_Work to do_
Copy out all the lines in the records that include the word "reports".

_Data to process_
— Begin —

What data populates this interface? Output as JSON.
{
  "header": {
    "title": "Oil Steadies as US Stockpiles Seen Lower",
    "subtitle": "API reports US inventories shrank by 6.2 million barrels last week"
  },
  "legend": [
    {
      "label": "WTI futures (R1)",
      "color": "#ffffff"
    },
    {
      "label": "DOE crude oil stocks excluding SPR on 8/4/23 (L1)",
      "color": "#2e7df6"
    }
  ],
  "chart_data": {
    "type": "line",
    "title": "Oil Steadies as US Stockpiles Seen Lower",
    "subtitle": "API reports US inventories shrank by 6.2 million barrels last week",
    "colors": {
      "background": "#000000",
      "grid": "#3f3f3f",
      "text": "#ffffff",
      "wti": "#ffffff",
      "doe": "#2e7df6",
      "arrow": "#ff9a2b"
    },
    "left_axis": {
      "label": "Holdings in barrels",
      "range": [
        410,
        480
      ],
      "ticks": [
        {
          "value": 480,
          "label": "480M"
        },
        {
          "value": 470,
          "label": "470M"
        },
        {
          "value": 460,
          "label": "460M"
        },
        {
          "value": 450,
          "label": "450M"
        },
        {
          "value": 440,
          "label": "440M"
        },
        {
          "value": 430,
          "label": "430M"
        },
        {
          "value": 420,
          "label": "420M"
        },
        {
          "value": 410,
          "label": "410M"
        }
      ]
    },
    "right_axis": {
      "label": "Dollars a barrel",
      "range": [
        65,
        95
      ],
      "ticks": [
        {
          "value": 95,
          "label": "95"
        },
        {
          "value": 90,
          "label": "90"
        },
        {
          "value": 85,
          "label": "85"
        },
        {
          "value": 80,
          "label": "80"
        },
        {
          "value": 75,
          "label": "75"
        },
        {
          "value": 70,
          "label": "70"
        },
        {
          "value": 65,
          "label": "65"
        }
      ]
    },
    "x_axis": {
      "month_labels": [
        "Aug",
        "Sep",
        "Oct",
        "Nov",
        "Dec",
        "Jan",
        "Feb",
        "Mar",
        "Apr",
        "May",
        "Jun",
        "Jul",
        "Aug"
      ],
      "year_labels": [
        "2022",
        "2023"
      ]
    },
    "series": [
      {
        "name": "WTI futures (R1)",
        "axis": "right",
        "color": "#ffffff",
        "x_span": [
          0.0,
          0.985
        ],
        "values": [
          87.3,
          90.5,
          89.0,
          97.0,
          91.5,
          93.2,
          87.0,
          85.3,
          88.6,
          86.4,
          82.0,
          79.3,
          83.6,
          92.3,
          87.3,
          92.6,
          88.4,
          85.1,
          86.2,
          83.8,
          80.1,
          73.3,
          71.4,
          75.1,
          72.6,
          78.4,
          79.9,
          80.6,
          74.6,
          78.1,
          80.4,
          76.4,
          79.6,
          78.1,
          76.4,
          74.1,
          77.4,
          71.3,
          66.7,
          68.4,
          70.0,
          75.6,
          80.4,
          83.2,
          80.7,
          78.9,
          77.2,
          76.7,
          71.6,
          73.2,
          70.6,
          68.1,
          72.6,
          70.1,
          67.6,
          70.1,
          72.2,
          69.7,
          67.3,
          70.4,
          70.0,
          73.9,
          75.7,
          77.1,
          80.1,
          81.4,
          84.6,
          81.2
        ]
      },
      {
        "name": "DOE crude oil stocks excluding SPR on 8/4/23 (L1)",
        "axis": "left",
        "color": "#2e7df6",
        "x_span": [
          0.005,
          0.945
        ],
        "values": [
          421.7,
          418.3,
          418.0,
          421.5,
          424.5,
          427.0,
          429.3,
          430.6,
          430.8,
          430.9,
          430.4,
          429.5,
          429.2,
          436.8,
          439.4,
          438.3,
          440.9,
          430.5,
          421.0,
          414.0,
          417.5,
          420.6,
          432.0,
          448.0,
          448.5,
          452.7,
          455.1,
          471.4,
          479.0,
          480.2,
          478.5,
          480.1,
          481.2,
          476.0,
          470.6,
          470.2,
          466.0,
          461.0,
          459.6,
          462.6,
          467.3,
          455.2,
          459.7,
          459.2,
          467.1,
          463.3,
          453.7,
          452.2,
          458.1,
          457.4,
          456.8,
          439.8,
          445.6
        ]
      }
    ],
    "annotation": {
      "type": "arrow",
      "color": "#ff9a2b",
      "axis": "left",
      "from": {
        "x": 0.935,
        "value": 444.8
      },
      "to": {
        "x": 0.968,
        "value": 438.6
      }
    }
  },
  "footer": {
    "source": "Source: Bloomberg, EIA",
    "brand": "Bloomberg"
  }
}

— End —

_The answer_
    "subtitle": "API reports US inventories shrank by 6.2 million barrels last week"
    "subtitle": "API reports US inventories shrank by 6.2 million barrels last week",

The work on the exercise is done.